Start of Exercise materials
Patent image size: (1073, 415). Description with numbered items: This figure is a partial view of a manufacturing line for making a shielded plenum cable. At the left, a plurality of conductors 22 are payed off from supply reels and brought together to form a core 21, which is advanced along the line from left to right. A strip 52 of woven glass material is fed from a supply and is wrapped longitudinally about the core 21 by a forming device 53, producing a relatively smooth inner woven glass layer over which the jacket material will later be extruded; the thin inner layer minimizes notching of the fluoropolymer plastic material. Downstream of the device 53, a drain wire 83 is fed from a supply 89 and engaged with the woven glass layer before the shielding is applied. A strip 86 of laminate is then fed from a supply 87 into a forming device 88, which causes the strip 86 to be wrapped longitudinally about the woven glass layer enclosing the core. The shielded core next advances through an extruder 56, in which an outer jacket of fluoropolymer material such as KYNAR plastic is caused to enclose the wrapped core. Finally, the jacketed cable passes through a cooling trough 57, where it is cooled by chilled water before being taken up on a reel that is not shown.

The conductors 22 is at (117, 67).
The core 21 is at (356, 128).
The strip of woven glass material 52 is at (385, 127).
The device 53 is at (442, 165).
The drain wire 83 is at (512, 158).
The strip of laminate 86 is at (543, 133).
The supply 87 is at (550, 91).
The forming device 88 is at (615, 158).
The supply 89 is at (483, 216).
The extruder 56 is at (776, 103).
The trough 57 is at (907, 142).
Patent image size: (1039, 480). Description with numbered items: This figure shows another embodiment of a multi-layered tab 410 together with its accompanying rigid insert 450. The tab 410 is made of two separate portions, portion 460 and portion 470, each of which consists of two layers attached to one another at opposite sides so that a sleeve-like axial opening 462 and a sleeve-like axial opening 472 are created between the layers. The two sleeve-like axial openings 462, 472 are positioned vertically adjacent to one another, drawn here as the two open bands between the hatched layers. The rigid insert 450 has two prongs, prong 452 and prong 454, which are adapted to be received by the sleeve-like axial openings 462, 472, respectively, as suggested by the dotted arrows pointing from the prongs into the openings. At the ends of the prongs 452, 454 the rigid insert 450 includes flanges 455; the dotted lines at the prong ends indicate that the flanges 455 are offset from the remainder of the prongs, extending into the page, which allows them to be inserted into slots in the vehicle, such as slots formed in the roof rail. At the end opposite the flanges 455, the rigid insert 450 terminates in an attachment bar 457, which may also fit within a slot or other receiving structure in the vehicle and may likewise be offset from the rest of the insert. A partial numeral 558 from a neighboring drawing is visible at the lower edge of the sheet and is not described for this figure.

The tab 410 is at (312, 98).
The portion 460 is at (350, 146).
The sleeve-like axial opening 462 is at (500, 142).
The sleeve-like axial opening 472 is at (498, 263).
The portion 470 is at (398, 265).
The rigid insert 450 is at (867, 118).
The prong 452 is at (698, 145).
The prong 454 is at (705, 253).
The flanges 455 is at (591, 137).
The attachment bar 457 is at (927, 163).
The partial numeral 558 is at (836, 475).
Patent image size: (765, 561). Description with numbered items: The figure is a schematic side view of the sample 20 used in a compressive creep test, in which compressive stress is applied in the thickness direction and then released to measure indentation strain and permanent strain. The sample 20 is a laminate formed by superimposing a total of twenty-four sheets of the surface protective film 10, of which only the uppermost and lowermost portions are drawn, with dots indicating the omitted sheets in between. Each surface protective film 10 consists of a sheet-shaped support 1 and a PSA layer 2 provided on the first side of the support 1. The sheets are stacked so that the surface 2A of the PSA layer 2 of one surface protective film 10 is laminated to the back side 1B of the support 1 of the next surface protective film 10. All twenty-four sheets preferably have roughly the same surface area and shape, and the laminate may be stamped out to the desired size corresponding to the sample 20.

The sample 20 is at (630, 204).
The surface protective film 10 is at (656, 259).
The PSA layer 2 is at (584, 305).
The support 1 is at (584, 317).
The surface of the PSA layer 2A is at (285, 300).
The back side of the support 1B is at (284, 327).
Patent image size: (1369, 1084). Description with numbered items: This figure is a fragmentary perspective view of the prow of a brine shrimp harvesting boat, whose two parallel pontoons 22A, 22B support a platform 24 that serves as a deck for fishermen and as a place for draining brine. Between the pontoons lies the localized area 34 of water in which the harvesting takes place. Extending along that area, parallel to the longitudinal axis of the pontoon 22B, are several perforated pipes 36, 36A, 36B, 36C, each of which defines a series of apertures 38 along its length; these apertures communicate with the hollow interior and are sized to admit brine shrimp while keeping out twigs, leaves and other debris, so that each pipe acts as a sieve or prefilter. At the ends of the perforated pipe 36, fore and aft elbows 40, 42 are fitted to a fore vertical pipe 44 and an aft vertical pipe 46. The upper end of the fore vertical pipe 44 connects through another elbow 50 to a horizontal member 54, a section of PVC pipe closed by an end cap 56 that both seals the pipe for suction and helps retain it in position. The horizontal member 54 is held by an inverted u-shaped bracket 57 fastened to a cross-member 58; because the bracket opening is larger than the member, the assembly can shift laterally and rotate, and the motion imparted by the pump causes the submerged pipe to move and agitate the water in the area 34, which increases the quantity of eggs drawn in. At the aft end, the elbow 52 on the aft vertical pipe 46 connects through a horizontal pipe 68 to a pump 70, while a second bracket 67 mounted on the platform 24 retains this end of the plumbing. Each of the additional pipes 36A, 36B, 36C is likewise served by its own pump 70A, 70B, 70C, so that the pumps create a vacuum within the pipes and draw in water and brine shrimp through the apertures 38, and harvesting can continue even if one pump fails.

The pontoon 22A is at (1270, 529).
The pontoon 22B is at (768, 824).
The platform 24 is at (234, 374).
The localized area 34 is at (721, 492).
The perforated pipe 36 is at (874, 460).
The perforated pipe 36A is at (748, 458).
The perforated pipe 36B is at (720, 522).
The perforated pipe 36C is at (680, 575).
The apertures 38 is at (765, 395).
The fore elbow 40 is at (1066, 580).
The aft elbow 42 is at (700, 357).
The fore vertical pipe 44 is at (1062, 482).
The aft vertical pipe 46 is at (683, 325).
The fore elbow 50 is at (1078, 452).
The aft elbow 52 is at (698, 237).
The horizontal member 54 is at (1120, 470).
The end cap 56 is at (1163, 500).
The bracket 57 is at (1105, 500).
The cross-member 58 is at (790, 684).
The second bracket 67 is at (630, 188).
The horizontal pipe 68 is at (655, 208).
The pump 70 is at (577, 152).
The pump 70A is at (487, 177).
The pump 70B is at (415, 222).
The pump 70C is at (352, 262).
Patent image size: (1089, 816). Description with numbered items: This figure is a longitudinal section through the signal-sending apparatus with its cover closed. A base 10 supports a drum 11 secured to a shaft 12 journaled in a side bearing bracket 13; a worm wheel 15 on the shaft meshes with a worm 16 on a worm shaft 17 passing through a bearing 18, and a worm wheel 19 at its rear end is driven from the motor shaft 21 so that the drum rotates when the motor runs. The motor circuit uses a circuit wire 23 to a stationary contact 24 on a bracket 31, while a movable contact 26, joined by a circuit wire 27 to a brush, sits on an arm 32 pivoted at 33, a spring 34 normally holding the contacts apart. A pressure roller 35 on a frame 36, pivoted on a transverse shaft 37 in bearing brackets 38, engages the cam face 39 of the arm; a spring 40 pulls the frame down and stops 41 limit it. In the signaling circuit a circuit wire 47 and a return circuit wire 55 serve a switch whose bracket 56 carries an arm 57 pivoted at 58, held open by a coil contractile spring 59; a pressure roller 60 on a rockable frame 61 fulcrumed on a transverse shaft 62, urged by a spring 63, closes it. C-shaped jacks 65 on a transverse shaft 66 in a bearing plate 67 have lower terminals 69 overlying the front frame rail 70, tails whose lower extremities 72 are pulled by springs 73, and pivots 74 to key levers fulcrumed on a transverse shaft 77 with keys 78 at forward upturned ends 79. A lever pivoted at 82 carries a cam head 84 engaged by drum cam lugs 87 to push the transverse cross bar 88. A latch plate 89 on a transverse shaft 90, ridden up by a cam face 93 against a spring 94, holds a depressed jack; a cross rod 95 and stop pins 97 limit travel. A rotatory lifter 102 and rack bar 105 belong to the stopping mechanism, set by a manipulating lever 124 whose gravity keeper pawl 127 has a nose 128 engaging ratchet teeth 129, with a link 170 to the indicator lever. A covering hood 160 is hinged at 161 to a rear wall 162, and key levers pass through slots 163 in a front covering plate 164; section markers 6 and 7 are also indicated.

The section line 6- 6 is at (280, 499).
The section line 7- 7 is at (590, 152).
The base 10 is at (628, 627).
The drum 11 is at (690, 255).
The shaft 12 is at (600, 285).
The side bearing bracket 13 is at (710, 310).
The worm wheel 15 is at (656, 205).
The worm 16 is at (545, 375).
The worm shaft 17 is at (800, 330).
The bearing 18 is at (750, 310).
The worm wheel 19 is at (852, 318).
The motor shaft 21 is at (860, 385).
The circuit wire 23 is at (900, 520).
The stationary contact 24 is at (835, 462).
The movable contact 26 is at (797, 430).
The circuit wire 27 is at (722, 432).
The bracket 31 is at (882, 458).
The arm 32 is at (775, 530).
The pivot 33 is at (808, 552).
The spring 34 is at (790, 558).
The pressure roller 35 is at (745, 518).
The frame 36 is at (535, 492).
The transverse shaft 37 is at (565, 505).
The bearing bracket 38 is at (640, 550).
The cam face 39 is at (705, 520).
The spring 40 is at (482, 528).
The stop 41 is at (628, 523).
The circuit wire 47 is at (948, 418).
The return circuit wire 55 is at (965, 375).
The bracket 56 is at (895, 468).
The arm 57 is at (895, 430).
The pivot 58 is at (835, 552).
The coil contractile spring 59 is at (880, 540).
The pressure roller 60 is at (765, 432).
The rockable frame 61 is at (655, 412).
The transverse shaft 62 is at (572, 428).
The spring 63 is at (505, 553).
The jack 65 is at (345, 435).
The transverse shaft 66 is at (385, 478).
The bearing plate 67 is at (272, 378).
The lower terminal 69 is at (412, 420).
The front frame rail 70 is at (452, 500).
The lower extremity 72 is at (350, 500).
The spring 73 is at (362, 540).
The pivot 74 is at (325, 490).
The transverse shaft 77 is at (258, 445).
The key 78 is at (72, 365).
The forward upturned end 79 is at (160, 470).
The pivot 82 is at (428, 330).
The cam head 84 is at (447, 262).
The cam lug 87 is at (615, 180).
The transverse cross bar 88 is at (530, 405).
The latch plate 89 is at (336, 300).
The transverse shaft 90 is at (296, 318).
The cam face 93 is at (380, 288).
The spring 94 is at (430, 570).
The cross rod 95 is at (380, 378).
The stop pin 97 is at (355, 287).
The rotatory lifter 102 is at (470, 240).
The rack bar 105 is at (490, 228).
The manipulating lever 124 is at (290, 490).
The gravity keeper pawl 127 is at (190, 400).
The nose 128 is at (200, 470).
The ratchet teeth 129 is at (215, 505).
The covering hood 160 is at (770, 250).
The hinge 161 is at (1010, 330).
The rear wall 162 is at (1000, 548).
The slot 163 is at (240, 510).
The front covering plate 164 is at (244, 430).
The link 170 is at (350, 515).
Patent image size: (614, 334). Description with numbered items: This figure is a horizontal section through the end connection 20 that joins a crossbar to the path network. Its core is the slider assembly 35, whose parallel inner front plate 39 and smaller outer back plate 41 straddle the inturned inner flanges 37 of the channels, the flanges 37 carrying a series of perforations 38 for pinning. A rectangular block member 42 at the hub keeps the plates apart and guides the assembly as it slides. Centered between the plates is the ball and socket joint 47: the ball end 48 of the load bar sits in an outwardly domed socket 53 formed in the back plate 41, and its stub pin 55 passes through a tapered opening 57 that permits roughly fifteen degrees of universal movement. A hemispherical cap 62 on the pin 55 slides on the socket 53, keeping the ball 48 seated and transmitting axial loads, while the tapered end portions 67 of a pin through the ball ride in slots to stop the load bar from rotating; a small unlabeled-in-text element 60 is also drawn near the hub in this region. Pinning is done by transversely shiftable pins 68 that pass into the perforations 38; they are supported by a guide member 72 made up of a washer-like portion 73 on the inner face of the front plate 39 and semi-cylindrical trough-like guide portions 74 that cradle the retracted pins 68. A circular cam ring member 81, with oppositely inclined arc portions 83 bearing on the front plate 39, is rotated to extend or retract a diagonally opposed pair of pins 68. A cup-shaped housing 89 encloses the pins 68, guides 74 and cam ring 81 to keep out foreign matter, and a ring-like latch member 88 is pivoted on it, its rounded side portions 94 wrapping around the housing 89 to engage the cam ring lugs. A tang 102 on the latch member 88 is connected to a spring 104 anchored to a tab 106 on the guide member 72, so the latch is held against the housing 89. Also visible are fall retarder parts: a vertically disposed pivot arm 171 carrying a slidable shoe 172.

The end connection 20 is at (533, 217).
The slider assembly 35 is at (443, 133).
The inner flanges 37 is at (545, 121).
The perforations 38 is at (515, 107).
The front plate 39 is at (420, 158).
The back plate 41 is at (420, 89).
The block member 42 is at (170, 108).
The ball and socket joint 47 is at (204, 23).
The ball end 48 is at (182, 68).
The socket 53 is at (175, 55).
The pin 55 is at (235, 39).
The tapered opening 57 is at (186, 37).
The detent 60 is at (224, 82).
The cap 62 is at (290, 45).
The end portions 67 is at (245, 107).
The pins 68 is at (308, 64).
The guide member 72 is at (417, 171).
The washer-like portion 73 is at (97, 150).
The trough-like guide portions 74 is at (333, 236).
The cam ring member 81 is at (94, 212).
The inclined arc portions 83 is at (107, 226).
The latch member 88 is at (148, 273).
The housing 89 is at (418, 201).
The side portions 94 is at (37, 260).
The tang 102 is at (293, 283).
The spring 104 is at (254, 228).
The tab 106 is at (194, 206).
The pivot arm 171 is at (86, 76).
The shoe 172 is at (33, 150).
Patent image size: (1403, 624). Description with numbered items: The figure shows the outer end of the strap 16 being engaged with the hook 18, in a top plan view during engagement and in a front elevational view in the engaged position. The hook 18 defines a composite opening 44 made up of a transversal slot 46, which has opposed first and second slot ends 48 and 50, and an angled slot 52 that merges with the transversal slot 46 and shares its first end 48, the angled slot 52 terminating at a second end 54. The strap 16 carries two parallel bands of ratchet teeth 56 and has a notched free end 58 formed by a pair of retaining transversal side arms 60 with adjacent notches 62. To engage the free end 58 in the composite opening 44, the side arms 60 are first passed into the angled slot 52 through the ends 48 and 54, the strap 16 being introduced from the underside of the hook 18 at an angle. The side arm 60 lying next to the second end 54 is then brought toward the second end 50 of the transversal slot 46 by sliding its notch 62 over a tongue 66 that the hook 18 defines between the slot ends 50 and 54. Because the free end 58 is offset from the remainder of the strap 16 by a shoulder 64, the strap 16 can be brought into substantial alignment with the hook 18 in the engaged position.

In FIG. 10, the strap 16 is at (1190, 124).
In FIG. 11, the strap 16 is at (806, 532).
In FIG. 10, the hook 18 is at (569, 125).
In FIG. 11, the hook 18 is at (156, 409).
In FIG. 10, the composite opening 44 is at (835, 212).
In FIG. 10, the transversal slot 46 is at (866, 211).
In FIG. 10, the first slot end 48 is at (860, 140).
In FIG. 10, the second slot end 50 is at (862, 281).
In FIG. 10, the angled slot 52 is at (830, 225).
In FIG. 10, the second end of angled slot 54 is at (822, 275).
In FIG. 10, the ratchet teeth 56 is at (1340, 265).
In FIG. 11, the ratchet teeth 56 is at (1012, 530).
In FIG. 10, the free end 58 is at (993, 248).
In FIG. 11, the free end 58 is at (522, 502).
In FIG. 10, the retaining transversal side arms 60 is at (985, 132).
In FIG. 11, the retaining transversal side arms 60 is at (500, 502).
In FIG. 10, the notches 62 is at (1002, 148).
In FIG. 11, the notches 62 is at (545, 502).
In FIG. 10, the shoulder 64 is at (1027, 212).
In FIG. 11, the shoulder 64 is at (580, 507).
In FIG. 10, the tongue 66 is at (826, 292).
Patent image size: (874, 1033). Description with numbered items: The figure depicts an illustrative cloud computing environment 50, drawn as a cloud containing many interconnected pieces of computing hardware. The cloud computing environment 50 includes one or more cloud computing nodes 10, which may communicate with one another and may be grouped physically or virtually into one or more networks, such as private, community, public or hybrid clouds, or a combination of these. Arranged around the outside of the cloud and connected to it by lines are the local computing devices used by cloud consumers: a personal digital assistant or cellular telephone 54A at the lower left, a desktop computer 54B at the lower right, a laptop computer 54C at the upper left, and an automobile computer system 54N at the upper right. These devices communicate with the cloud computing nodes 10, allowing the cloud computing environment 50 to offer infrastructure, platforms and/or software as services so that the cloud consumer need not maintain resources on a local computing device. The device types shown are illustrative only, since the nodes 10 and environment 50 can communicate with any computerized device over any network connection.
End of Exercise materials
▶ **Your goal**
Count the lines in the data above that contain the string "sample", treating uppercase and lowercase as different. Give only the number.

▶ **Reply to the task**
2